- _Requirement_
Quote every line of the data below as it stands, omitting pictures.

- _Given information_
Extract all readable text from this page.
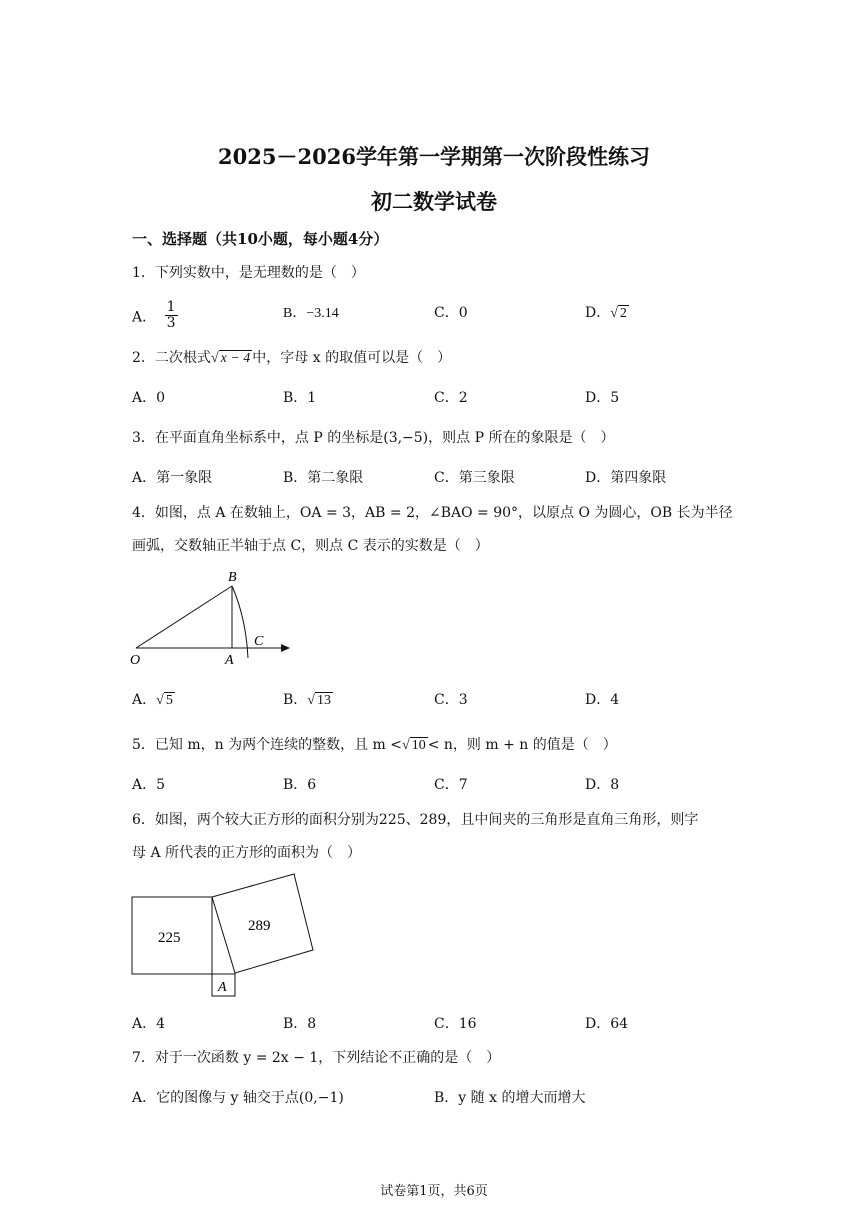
2025－2026学年第一学期第一次阶段性练习
初二数学试卷
一、选择题（共10小题，每小题4分）
1．下列实数中，是无理数的是（　）
A． $\frac{1}{3}$	B．−3.14	C．0	D．√ 2
2．二次根式√ x − 4 中，字母 x 的取值可以是（　）
A．0	B．1	C．2	D．5
3．在平面直角坐标系中，点 P 的坐标是(3,−5)，则点 P 所在的象限是（　）
A．第一象限	B．第二象限	C．第三象限	D．第四象限
4．如图，点 A 在数轴上，OA = 3，AB = 2，∠BAO = 90°，以原点 O 为圆心，OB 长为半径
画弧，交数轴正半轴于点 C，则点 C 表示的实数是（　）
O	A
B
C
A．√ 5	B．√ 13	C．3	D．4
5．已知 m，n 为两个连续的整数，且 m <√ 10 < n，则 m + n 的值是（　）
A．5	B．6	C．7	D．8
6．如图，两个较大正方形的面积分别为225、289，且中间夹的三角形是直角三角形，则字
母 A 所代表的正方形的面积为（　）
225
289
A
A．4	B．8	C．16	D．64
7．对于一次函数 y = 2x − 1，下列结论不正确的是（　）
A．它的图像与 y 轴交于点(0,−1)	B．y 随 x 的增大而增大
试卷第1页，共6页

- _Solution to the exercise_
Extract all readable text from this page.
2025－2026学年第一学期第一次阶段性练习
初二数学试卷
一、选择题（共10小题，每小题4分）
1．下列实数中，是无理数的是（　）
A． $\frac{1}{3}$	B．−3.14	C．0	D．√ 2
2．二次根式√ x − 4 中，字母 x 的取值可以是（　）
A．0	B．1	C．2	D．5
3．在平面直角坐标系中，点 P 的坐标是(3,−5)，则点 P 所在的象限是（　）
A．第一象限	B．第二象限	C．第三象限	D．第四象限
4．如图，点 A 在数轴上，OA = 3，AB = 2，∠BAO = 90°，以原点 O 为圆心，OB 长为半径
画弧，交数轴正半轴于点 C，则点 C 表示的实数是（　）
O	A
B
C
A．√ 5	B．√ 13	C．3	D．4
5．已知 m，n 为两个连续的整数，且 m <√ 10 < n，则 m + n 的值是（　）
A．5	B．6	C．7	D．8
6．如图，两个较大正方形的面积分别为225、289，且中间夹的三角形是直角三角形，则字
母 A 所代表的正方形的面积为（　）
225
289
A
A．4	B．8	C．16	D．64
7．对于一次函数 y = 2x − 1，下列结论不正确的是（　）
A．它的图像与 y 轴交于点(0,−1)	B．y 随 x 的增大而增大
试卷第1页，共6页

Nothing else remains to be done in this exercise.